■ **Stated exercise**:
Gather all lines with the word "temp" in them.

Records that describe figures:
○ ○ ○ ○ ○ ○ ○

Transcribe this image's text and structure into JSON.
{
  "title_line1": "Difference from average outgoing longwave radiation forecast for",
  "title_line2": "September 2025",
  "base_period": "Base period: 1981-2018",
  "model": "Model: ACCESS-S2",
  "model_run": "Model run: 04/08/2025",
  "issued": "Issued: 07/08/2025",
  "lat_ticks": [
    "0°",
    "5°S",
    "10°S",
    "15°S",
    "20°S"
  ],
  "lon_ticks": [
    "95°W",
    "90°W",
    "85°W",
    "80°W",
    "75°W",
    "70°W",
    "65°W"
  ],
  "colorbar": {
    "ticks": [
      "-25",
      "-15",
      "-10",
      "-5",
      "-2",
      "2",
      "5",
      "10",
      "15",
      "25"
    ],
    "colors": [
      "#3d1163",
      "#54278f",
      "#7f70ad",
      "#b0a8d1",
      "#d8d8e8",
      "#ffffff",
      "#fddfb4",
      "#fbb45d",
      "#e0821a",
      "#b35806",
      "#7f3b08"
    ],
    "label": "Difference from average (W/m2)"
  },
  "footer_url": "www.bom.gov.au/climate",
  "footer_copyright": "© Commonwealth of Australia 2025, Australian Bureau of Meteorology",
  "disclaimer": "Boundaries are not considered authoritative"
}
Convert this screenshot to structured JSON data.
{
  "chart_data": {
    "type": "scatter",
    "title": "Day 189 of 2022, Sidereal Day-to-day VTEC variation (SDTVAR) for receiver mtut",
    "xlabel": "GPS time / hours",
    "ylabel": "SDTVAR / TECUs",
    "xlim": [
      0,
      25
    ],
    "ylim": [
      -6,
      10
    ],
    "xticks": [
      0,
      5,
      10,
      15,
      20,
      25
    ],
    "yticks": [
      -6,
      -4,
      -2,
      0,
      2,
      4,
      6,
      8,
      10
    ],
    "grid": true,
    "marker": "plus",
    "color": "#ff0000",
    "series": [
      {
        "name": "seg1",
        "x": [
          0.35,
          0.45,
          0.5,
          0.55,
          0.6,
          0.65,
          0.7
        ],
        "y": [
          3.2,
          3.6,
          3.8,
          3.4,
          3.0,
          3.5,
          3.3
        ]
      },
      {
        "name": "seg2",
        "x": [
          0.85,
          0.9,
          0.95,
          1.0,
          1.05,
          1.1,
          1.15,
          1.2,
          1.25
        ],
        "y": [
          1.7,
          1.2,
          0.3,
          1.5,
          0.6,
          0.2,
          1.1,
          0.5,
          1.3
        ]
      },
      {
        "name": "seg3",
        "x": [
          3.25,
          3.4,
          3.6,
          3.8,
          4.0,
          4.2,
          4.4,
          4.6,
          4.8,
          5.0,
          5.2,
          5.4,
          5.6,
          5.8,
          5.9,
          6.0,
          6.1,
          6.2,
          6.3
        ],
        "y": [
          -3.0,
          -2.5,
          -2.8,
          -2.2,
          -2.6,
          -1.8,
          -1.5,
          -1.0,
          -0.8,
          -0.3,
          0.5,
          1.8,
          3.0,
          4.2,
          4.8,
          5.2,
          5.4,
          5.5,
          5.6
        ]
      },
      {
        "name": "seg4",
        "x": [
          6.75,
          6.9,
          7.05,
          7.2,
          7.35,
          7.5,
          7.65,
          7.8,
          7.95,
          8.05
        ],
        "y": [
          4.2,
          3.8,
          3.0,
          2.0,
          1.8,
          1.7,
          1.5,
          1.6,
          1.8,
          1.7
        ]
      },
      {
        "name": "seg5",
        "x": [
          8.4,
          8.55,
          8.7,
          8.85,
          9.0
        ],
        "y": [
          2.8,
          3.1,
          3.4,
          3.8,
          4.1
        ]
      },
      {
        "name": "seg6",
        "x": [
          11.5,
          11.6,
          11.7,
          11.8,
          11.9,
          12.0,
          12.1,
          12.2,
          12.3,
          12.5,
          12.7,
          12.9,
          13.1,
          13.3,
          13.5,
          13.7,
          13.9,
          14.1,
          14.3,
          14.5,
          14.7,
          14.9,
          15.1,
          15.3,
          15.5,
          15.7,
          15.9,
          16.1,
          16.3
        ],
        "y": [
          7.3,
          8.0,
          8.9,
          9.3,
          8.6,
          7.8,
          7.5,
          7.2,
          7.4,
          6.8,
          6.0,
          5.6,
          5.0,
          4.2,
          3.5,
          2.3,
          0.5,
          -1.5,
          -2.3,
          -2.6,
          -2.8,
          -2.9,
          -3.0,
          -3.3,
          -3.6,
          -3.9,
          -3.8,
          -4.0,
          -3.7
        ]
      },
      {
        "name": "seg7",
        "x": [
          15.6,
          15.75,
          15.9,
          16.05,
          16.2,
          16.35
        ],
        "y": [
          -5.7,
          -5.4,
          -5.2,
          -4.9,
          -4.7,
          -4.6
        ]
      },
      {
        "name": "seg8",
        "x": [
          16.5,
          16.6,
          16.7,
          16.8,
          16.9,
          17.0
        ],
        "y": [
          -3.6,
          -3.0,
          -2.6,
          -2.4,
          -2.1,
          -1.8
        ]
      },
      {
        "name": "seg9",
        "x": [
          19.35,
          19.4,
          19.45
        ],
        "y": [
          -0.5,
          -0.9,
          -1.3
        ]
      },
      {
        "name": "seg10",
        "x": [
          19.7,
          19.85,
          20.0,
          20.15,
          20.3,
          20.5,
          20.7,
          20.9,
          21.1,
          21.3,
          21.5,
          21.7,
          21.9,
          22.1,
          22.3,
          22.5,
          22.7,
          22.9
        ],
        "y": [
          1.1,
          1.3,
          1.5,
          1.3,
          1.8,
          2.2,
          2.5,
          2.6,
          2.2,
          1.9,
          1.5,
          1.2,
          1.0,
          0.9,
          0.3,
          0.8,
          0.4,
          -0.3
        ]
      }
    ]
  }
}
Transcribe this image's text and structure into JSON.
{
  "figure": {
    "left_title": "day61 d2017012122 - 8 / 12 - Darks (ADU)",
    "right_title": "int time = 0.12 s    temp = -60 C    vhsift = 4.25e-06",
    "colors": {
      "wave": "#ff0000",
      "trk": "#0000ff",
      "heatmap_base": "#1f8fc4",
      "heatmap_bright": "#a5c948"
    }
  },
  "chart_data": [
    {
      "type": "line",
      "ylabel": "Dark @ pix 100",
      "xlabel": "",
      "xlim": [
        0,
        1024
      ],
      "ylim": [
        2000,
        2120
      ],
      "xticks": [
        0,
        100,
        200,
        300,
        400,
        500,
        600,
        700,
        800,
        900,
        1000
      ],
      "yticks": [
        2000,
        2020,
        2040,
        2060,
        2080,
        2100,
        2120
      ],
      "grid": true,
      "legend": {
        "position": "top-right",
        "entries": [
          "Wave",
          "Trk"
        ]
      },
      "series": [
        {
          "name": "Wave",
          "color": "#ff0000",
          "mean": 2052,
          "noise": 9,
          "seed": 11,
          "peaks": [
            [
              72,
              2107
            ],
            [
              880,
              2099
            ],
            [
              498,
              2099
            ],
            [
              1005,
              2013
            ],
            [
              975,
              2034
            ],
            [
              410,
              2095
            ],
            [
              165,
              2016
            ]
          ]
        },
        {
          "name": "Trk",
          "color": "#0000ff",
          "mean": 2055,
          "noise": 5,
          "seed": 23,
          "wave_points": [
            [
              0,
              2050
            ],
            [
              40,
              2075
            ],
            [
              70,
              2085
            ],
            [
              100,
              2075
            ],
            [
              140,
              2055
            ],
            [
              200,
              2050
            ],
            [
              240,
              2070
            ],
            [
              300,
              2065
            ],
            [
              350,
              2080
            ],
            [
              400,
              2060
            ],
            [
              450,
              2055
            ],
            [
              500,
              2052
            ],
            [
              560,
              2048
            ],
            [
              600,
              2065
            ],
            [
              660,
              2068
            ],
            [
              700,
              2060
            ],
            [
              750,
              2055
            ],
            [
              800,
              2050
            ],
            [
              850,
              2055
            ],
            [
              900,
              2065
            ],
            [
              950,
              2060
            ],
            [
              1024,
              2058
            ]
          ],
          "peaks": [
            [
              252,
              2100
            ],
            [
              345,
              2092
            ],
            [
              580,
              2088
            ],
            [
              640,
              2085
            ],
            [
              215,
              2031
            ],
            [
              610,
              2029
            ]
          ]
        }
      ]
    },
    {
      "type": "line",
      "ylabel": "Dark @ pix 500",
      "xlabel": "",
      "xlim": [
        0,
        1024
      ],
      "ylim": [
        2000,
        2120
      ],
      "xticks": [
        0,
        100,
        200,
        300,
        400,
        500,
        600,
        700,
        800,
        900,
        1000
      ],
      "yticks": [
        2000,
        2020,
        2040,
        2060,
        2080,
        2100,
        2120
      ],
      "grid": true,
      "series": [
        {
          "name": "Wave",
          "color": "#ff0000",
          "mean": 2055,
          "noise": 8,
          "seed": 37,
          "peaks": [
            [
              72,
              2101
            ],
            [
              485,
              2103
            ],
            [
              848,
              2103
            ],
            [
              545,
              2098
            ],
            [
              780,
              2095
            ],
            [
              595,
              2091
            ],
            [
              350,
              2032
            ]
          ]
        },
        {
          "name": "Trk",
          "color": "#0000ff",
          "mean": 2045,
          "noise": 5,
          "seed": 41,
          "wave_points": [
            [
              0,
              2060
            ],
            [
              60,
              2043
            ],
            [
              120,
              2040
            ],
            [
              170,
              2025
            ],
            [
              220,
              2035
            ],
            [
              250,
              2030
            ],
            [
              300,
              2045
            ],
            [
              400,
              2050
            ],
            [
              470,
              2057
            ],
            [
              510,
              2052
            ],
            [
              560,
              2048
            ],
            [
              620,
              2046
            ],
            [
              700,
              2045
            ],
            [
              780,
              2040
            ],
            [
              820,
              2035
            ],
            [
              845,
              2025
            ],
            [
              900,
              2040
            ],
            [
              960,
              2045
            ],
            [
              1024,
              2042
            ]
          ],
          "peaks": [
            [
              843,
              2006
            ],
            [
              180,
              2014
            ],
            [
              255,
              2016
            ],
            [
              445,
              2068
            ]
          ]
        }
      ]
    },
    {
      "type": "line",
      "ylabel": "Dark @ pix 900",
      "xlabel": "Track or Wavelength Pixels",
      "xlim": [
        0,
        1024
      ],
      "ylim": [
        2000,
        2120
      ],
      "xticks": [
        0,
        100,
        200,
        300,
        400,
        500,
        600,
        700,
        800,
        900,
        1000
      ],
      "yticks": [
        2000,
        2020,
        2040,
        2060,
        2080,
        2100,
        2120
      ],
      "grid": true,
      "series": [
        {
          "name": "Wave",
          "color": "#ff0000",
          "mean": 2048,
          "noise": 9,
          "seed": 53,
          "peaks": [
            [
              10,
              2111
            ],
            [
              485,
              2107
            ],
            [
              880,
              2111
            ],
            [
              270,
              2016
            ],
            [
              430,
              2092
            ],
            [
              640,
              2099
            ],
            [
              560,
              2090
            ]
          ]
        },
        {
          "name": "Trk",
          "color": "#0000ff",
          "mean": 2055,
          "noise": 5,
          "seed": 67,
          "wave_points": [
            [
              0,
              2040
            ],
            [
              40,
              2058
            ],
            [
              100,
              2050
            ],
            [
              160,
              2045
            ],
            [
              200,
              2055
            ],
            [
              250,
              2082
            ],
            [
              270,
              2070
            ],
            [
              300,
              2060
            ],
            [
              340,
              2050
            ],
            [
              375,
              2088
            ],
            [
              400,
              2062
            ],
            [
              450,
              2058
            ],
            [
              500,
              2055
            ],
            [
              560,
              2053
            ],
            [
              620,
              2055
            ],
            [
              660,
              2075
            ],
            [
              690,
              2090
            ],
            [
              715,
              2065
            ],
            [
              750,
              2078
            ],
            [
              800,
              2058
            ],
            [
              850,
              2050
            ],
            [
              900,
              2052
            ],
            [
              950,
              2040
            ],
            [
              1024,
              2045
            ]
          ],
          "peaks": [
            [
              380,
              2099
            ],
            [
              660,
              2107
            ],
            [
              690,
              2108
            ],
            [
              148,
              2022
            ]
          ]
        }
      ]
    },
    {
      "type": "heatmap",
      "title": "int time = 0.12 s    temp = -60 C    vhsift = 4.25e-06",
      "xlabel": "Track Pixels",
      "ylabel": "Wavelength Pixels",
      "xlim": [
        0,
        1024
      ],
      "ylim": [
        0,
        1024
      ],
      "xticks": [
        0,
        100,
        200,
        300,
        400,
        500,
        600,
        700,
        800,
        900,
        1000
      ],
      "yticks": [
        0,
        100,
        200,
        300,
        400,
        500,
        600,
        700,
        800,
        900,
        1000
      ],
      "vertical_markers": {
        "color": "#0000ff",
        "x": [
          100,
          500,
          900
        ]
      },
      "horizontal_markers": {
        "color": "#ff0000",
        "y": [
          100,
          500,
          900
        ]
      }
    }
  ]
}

○ ○ ○ ○ ○ ○ ○

■ **Answer to the task**:
    "right_title": "int time = 0.12 s    temp = -60 C    vhsift = 4.25e-06",
      "title": "int time = 0.12 s    temp = -60 C    vhsift = 4.25e-06",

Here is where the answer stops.